PROBLEM DETAILS
List each line holding the string "right".

+++ RECORDED DATA

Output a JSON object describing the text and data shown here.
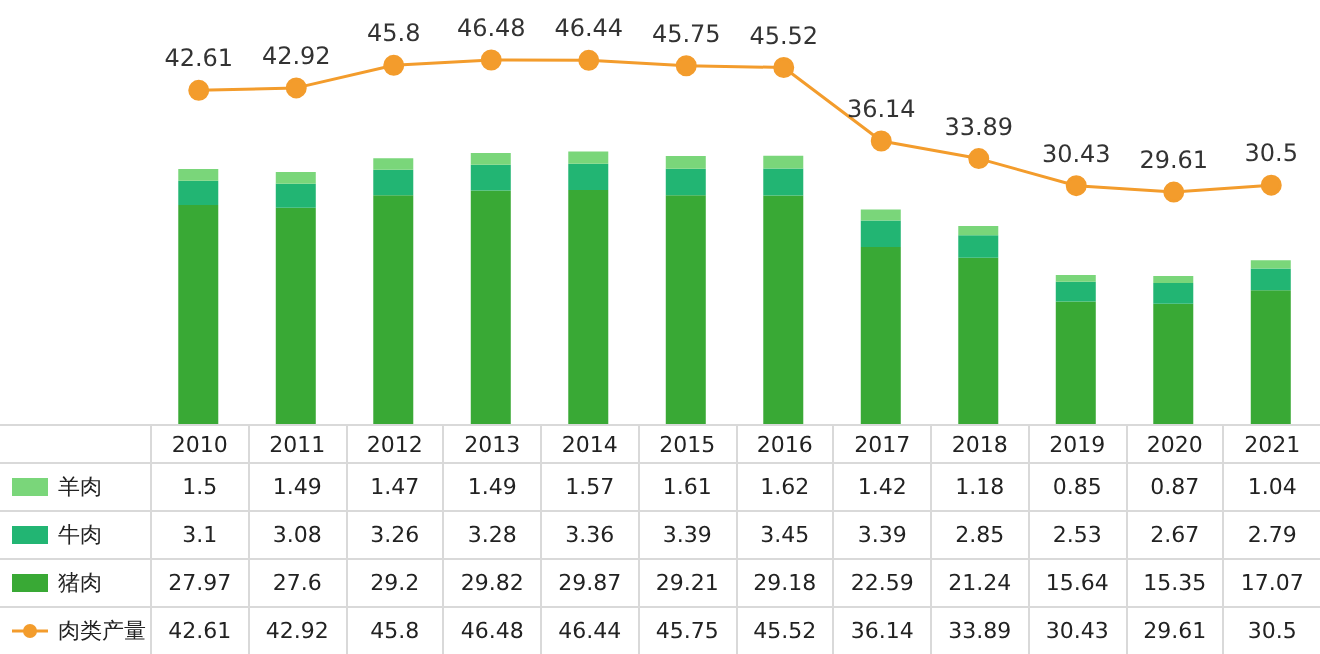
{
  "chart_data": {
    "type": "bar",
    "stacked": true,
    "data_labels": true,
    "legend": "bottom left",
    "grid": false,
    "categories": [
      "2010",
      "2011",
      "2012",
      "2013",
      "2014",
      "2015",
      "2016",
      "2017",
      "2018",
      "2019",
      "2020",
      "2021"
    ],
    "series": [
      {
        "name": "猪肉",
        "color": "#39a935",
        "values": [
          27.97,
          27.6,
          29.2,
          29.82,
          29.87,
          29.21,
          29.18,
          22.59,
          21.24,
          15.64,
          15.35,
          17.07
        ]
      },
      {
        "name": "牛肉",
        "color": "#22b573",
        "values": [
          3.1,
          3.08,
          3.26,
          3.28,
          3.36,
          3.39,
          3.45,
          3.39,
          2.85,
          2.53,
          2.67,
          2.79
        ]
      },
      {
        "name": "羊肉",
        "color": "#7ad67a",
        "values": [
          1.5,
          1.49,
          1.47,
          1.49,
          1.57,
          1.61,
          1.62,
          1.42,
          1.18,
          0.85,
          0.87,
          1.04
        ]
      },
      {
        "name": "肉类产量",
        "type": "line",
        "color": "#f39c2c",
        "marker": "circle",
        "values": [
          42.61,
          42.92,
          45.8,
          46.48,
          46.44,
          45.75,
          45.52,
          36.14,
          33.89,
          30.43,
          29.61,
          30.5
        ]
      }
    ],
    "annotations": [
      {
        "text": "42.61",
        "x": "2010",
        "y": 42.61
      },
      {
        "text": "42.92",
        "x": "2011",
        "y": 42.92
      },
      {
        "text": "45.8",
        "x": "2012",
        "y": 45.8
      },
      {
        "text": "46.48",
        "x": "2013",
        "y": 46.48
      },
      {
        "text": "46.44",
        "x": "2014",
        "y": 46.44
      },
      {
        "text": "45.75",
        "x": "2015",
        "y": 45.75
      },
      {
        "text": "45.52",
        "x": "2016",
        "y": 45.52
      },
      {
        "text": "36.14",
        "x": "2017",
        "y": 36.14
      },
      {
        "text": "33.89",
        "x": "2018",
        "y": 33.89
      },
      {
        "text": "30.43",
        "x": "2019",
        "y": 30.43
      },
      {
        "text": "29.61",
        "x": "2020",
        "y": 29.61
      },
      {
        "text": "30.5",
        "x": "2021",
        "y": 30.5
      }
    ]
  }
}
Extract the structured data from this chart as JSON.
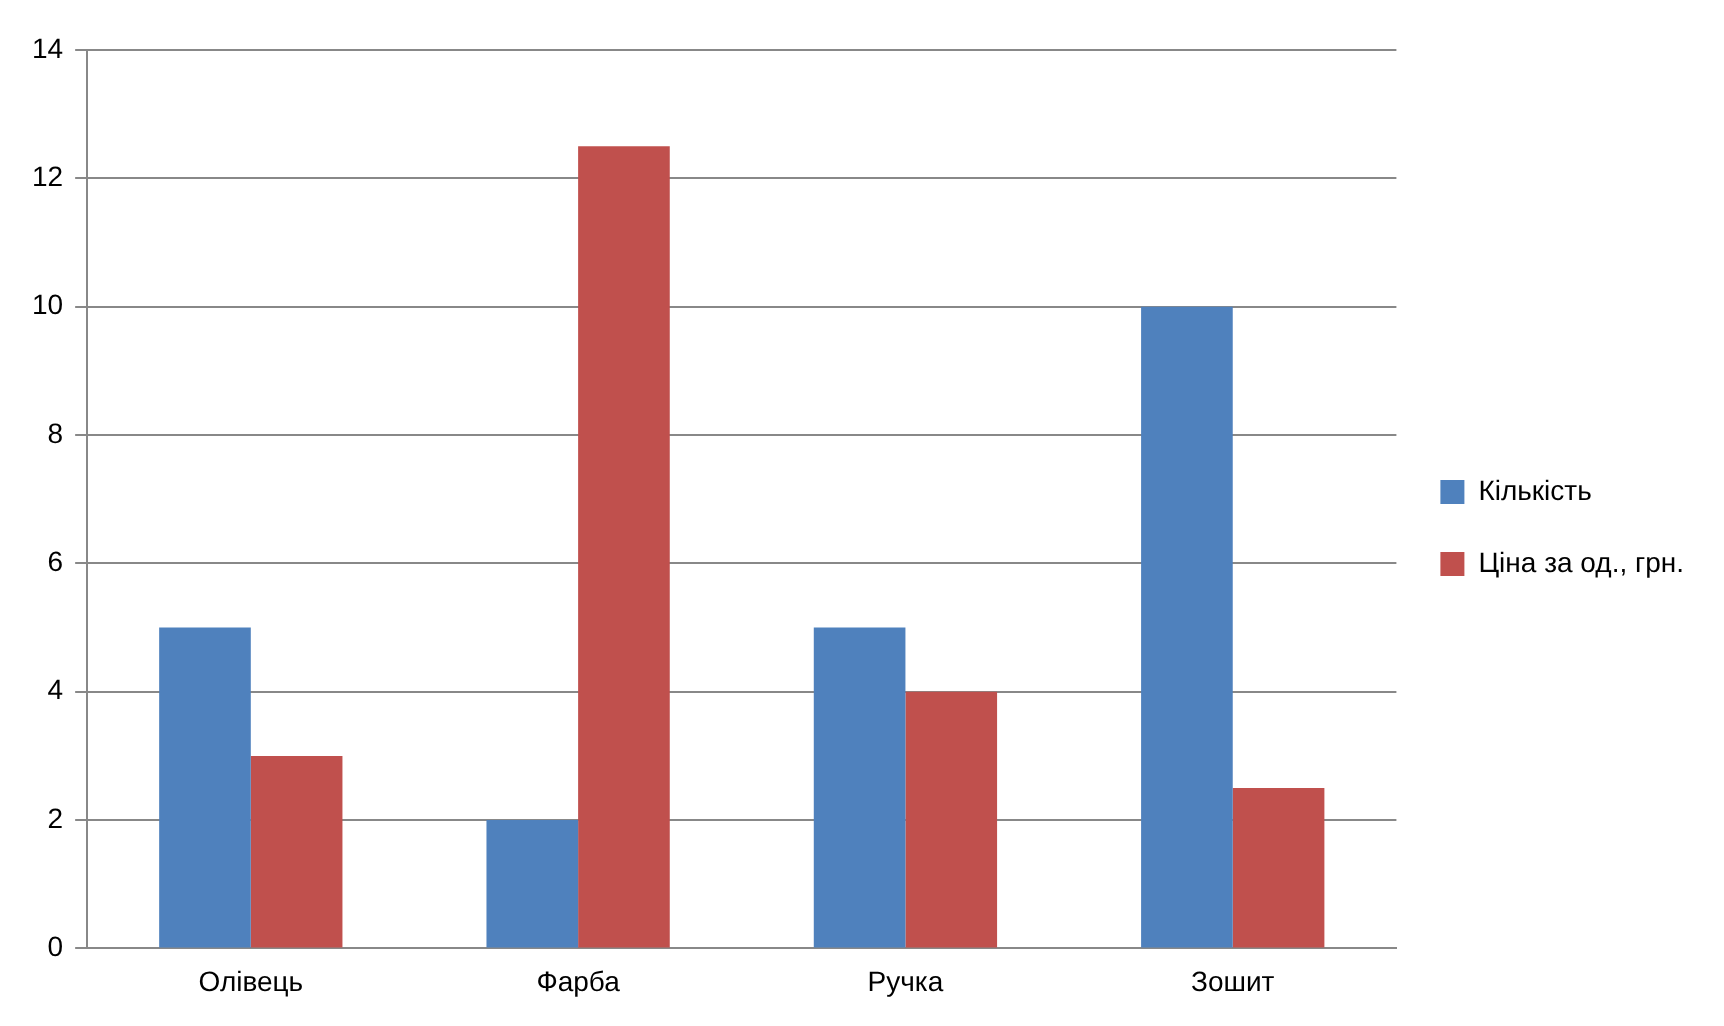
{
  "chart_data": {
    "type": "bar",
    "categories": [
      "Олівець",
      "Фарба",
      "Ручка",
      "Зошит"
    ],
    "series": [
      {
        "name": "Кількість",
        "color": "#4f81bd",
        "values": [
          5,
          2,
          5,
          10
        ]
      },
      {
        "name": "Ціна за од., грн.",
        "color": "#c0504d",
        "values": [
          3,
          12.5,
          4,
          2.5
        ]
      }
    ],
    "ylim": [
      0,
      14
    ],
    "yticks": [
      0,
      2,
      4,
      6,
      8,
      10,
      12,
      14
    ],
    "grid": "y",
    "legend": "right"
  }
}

++++++
+++ RECORDED DATA

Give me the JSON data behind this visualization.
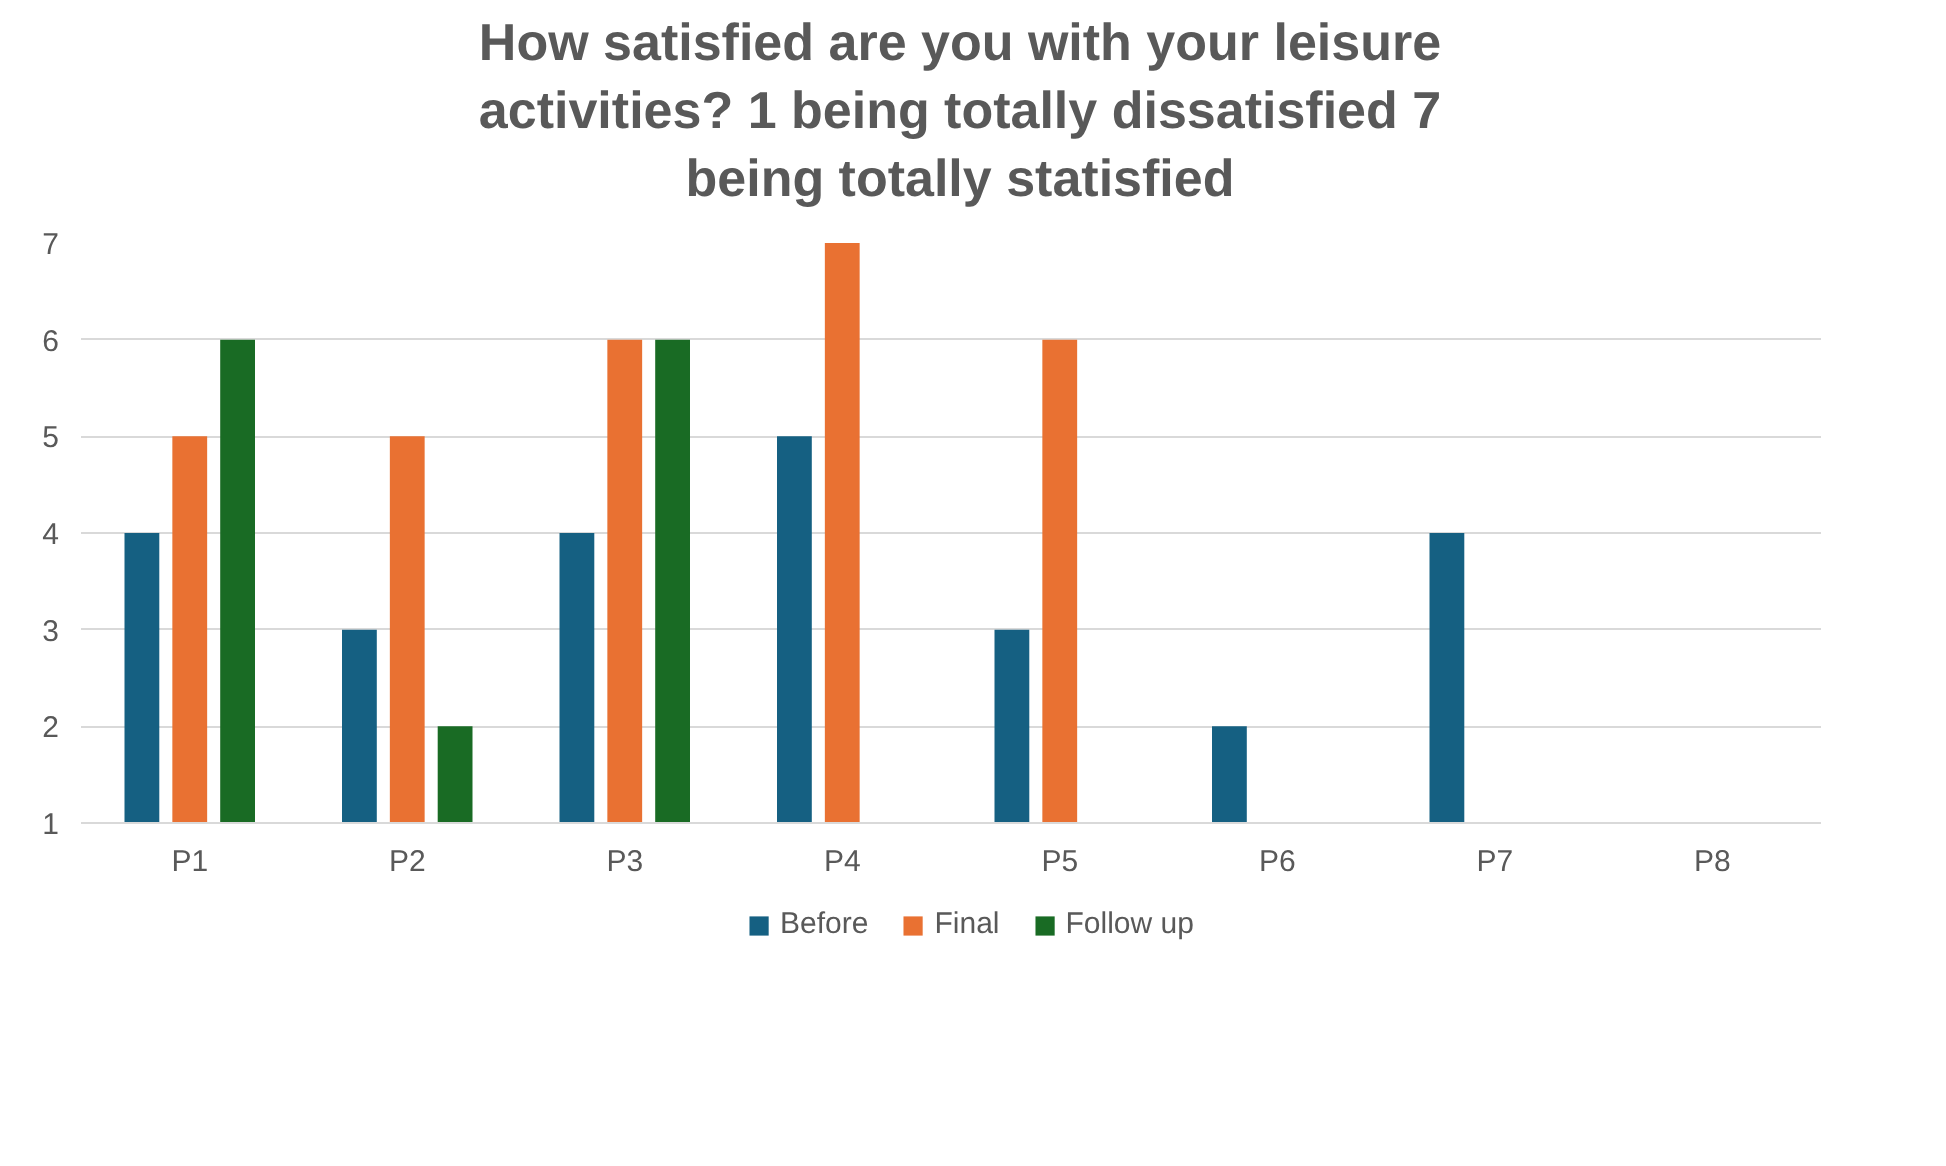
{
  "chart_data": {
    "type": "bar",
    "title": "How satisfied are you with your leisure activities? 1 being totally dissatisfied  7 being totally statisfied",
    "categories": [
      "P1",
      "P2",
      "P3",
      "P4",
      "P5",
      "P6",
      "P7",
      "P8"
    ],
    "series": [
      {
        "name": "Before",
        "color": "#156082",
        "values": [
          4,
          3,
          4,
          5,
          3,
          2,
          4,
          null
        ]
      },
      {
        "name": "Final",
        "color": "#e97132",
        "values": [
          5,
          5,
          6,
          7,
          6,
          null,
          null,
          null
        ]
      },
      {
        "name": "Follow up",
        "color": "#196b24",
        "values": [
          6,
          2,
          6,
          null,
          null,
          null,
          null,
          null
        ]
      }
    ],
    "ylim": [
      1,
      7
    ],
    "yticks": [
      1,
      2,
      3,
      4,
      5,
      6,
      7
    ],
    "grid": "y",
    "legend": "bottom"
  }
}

++++++
+++ RECORDED DATA

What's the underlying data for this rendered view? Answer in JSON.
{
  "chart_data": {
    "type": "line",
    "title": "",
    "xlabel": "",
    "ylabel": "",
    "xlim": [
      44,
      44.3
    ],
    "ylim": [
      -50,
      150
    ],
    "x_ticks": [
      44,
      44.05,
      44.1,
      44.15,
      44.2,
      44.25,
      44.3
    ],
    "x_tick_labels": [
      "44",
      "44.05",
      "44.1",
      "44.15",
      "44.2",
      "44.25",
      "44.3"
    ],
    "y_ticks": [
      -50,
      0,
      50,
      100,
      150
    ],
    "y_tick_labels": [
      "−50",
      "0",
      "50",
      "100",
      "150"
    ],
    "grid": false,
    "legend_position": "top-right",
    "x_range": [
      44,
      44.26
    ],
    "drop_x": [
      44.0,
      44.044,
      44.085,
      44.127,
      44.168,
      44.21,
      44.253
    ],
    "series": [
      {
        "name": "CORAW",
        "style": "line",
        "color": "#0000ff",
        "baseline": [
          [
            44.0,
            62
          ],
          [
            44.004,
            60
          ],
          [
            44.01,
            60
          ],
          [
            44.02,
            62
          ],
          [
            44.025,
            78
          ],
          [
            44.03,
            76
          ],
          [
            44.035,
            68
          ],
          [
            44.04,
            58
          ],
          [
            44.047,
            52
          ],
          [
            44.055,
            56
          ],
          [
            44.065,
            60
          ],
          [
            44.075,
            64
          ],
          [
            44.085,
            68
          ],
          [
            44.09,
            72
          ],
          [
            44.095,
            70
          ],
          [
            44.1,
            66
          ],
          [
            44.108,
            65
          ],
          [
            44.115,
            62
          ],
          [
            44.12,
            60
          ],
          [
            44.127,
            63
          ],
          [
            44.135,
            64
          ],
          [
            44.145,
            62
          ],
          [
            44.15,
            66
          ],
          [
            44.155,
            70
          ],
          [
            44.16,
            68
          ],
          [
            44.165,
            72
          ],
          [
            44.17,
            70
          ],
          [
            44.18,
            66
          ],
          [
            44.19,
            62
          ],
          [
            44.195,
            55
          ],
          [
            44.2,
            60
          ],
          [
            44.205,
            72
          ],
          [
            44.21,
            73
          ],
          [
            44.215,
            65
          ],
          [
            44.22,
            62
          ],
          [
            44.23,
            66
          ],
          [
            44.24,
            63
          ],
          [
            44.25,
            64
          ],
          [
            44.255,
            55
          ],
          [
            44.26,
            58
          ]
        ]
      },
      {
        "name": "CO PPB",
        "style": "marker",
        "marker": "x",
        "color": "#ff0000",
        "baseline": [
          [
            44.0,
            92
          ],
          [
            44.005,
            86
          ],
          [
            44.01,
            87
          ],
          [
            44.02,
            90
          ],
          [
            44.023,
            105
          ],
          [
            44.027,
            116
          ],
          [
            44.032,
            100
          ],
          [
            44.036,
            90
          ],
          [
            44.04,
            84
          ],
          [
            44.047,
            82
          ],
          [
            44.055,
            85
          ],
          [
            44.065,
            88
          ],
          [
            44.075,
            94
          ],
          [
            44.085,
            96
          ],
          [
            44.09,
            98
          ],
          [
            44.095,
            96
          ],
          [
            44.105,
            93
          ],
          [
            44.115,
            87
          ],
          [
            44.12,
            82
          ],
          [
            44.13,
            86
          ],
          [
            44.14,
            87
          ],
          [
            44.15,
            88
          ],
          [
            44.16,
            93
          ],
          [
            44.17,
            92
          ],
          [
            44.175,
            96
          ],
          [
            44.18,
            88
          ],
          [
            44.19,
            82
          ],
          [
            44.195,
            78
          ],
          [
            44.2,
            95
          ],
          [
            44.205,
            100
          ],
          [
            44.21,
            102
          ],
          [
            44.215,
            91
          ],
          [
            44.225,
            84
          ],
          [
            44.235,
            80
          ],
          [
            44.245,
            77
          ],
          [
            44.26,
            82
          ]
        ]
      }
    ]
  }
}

++++++

SOLUTION
    "legend": "right"
    "legend_position": "top-right",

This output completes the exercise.